● **Provided material**:
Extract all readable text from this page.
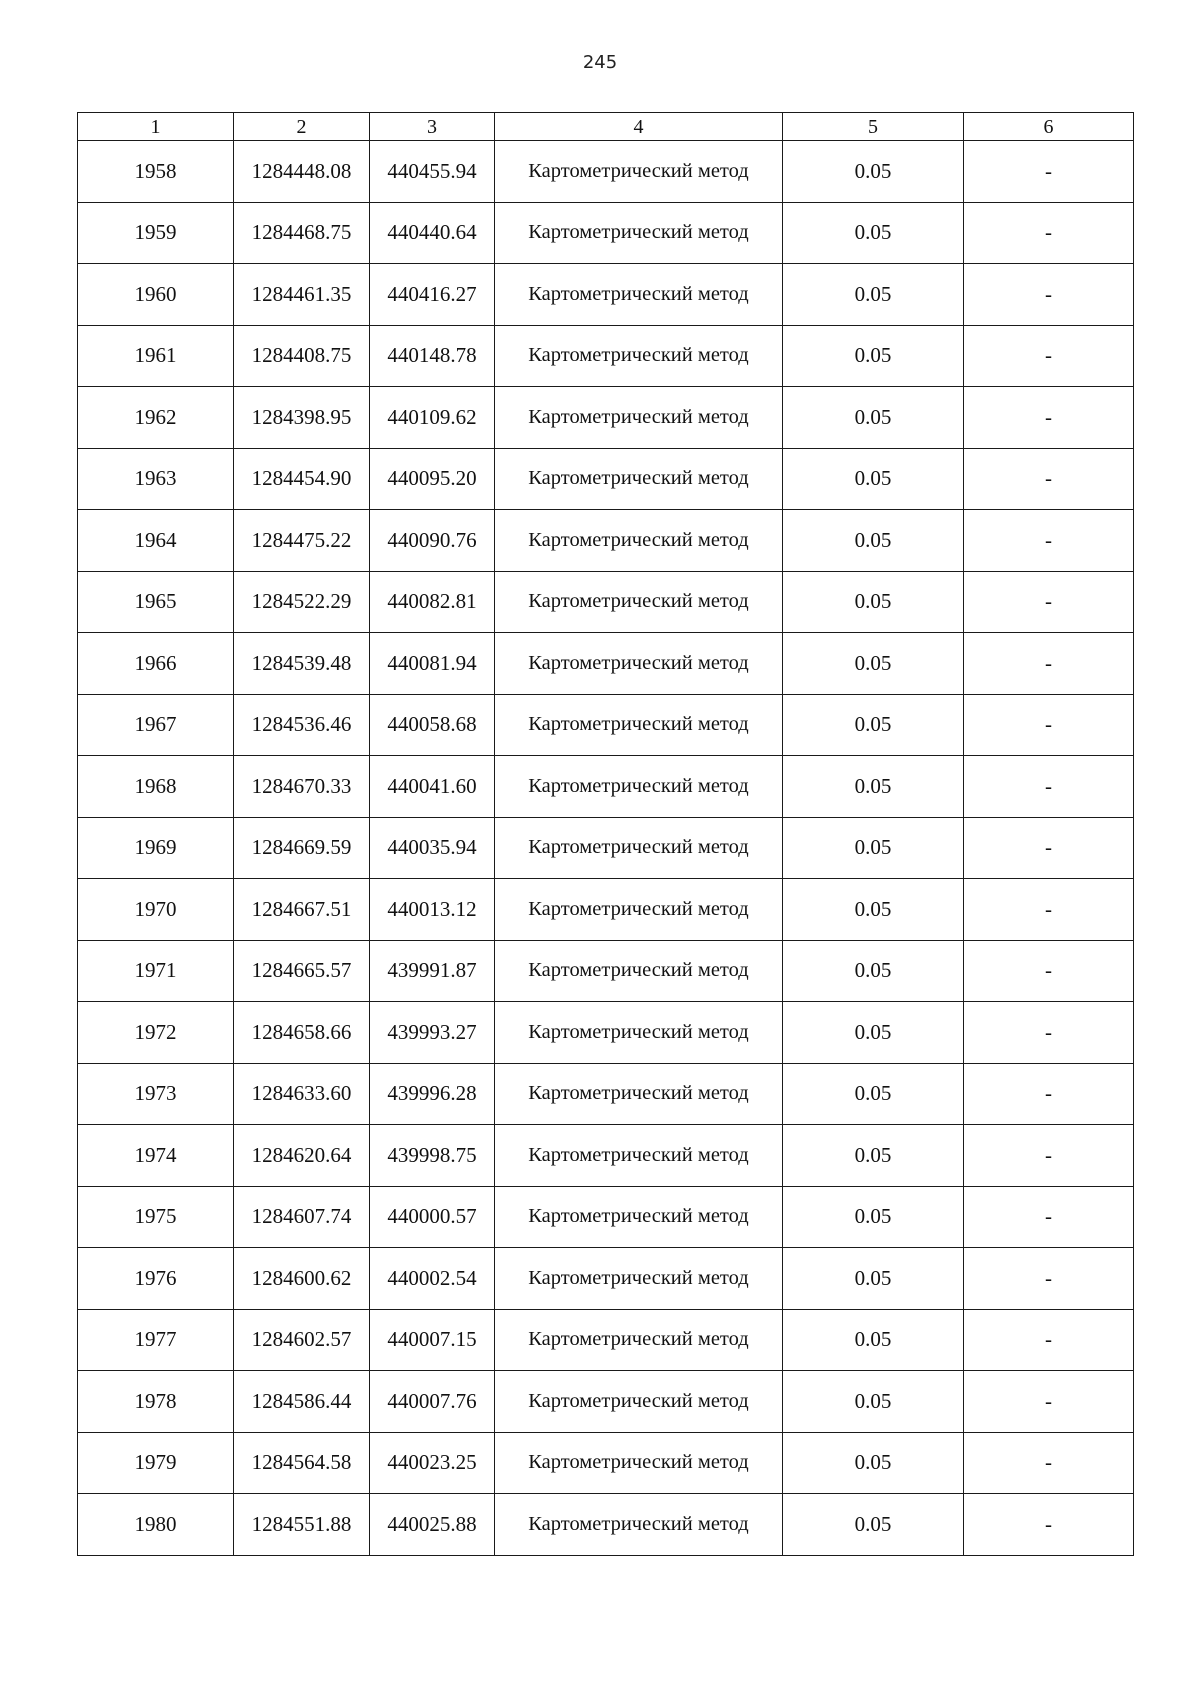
245
1	2	3	4	5	6
1958	1284448.08	440455.94	Картометрический метод	0.05	-
1959	1284468.75	440440.64	Картометрический метод	0.05	-
1960	1284461.35	440416.27	Картометрический метод	0.05	-
1961	1284408.75	440148.78	Картометрический метод	0.05	-
1962	1284398.95	440109.62	Картометрический метод	0.05	-
1963	1284454.90	440095.20	Картометрический метод	0.05	-
1964	1284475.22	440090.76	Картометрический метод	0.05	-
1965	1284522.29	440082.81	Картометрический метод	0.05	-
1966	1284539.48	440081.94	Картометрический метод	0.05	-
1967	1284536.46	440058.68	Картометрический метод	0.05	-
1968	1284670.33	440041.60	Картометрический метод	0.05	-
1969	1284669.59	440035.94	Картометрический метод	0.05	-
1970	1284667.51	440013.12	Картометрический метод	0.05	-
1971	1284665.57	439991.87	Картометрический метод	0.05	-
1972	1284658.66	439993.27	Картометрический метод	0.05	-
1973	1284633.60	439996.28	Картометрический метод	0.05	-
1974	1284620.64	439998.75	Картометрический метод	0.05	-
1975	1284607.74	440000.57	Картометрический метод	0.05	-
1976	1284600.62	440002.54	Картометрический метод	0.05	-
1977	1284602.57	440007.15	Картометрический метод	0.05	-
1978	1284586.44	440007.76	Картометрический метод	0.05	-
1979	1284564.58	440023.25	Картометрический метод	0.05	-
1980	1284551.88	440025.88	Картометрический метод	0.05	-
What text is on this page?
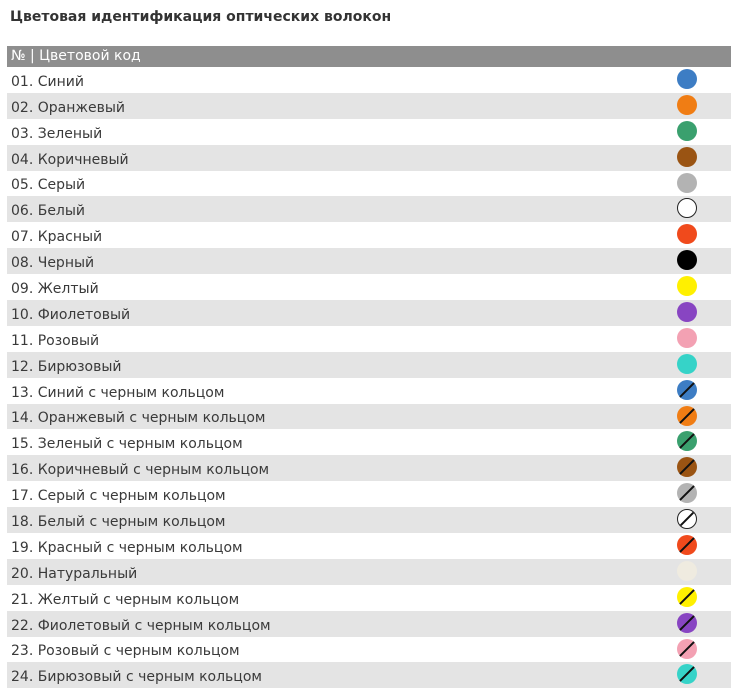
Цветовая идентификация оптических волокон
№ | Цветовой код
01. Синий
02. Оранжевый
03. Зеленый
04. Коричневый
05. Серый
06. Белый
07. Красный
08. Черный
09. Желтый
10. Фиолетовый
11. Розовый
12. Бирюзовый
13. Синий с черным кольцом
14. Оранжевый с черным кольцом
15. Зеленый с черным кольцом
16. Коричневый с черным кольцом
17. Серый с черным кольцом
18. Белый с черным кольцом
19. Красный с черным кольцом
20. Натуральный
21. Желтый с черным кольцом
22. Фиолетовый с черным кольцом
23. Розовый с черным кольцом
24. Бирюзовый с черным кольцом
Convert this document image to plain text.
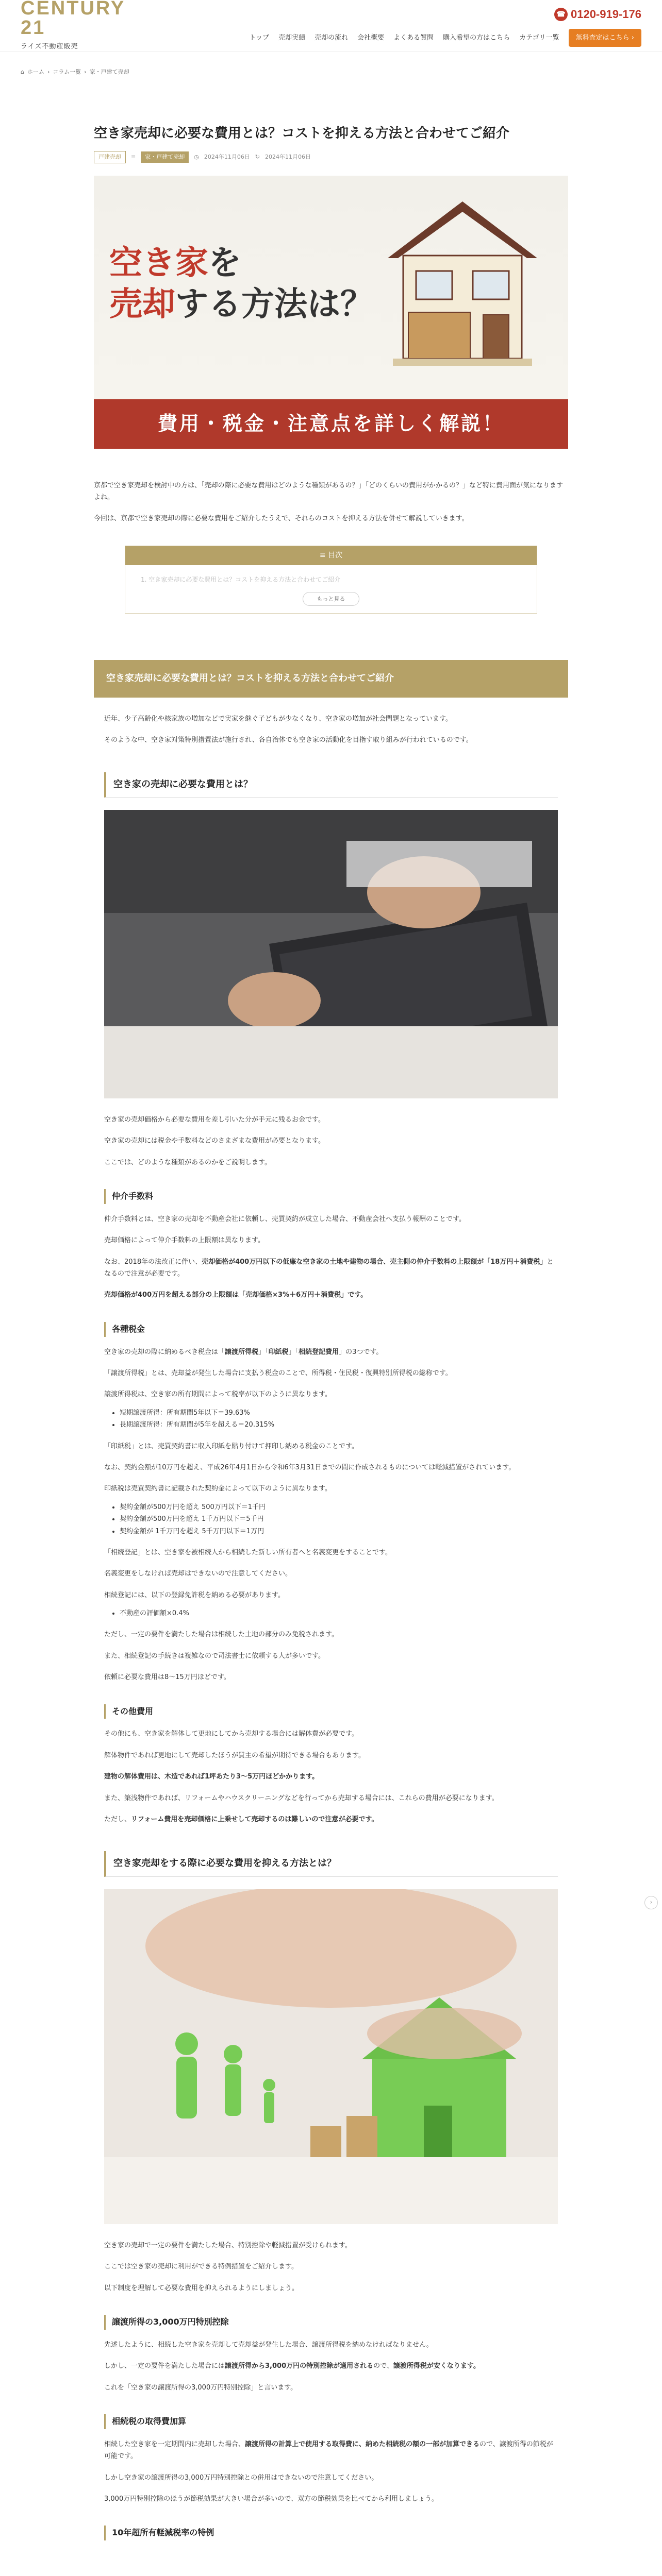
CENTURY 21
ライズ不動産販売
☎ 0120-919-176
トップ 売却実績 売却の流れ 会社概要 よくある質問 購入希望の方はこちら カテゴリ一覧	無料査定はこちら ›
⌂ ホーム › コラム一覧 › 家・戸建て売却
空き家売却に必要な費用とは？コストを抑える方法と合わせてご紹介
戸建売却	≡	家・戸建て売却	◷ 2024年11月06日 ↻ 2024年11月06日
空き家を
売却する方法は？
費用・税金・注意点を詳しく解説！

京都で空き家売却を検討中の方は、「売却の際に必要な費用はどのような種類があるの？」「どのくらいの費用がかかるの？」など特に費用面が気になりますよね。

今回は、京都で空き家売却の際に必要な費用をご紹介したうえで、それらのコストを抑える方法を併せて解説していきます。

≡ 目次
1. 空き家売却に必要な費用とは？コストを抑える方法と合わせてご紹介
もっと見る
空き家売却に必要な費用とは？コストを抑える方法と合わせてご紹介

近年、少子高齢化や核家族の増加などで実家を継ぐ子どもが少なくなり、空き家の増加が社会問題となっています。

そのような中、空き家対策特別措置法が施行され、各自治体でも空き家の活動化を目指す取り組みが行われているのです。

空き家の売却に必要な費用とは？

空き家の売却価格から必要な費用を差し引いた分が手元に残るお金です。

空き家の売却には税金や手数料などのさまざまな費用が必要となります。

ここでは、どのような種類があるのかをご説明します。

仲介手数料

仲介手数料とは、空き家の売却を不動産会社に依頼し、売買契約が成立した場合、不動産会社へ支払う報酬のことです。

売却価格によって仲介手数料の上限額は異なります。

なお、2018年の法改正に伴い、売却価格が400万円以下の低廉な空き家の土地や建物の場合、売主側の仲介手数料の上限額が「18万円＋消費税」となるので注意が必要です。

売却価格が400万円を超える部分の上限額は「売却価格×3%＋6万円＋消費税」です。

各種税金

空き家の売却の際に納めるべき税金は「譲渡所得税」「印紙税」「相続登記費用」の3つです。

「譲渡所得税」とは、売却益が発生した場合に支払う税金のことで、所得税・住民税・復興特別所得税の総称です。

譲渡所得税は、空き家の所有期間によって税率が以下のように異なります。

• 短期譲渡所得：所有期間5年以下＝39.63%
• 長期譲渡所得：所有期間が5年を超える＝20.315%

「印紙税」とは、売買契約書に収入印紙を貼り付けて押印し納める税金のことです。

なお、契約金額が10万円を超え、平成26年4月1日から令和6年3月31日までの間に作成されるものについては軽減措置がされています。

印紙税は売買契約書に記載された契約金によって以下のように異なります。

• 契約金額が500万円を超え 500万円以下＝1千円
• 契約金額が500万円を超え 1千万円以下＝5千円
• 契約金額が 1千万円を超え 5千万円以下＝1万円

「相続登記」とは、空き家を被相続人から相続した新しい所有者へと名義変更をすることです。

名義変更をしなければ売却はできないので注意してください。

相続登記には、以下の登録免許税を納める必要があります。

• 不動産の評価額×0.4%

ただし、一定の要件を満たした場合は相続した土地の部分のみ免税されます。

また、相続登記の手続きは複雑なので司法書士に依頼する人が多いです。

依頼に必要な費用は8〜15万円ほどです。

その他費用

その他にも、空き家を解体して更地にしてから売却する場合には解体費が必要です。

解体物件であれば更地にして売却したほうが買主の希望が期待できる場合もあります。

建物の解体費用は、木造であれば1坪あたり3〜5万円ほどかかります。

また、築浅物件であれば、リフォームやハウスクリーニングなどを行ってから売却する場合には、これらの費用が必要になります。

ただし、リフォーム費用を売却価格に上乗せして売却するのは難しいので注意が必要です。

空き家売却をする際に必要な費用を抑える方法とは？

空き家の売却で一定の要件を満たした場合、特別控除や軽減措置が受けられます。

ここでは空き家の売却に利用ができる特例措置をご紹介します。

以下制度を理解して必要な費用を抑えられるようにしましょう。

譲渡所得の3,000万円特別控除

先述したように、相続した空き家を売却して売却益が発生した場合、譲渡所得税を納めなければなりません。

しかし、一定の要件を満たした場合には譲渡所得から3,000万円の特別控除が適用されるので、譲渡所得税が安くなります。

これを「空き家の譲渡所得の3,000万円特別控除」と言います。

相続税の取得費加算

相続した空き家を一定期間内に売却した場合、譲渡所得の計算上で使用する取得費に、納めた相続税の額の一部が加算できるので、譲渡所得の節税が可能です。

しかし空き家の譲渡所得の3,000万円特別控除との併用はできないので注意してください。

3,000万円特別控除のほうが節税効果が大きい場合が多いので、双方の節税効果を比べてから利用しましょう。

10年超所有軽減税率の特例
›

● **Exercise objective**: Within the data above, pick out all lines holding the word "Оранжевый".

● **Full response**:
02. Оранжевый
14. Оранжевый с черным кольцом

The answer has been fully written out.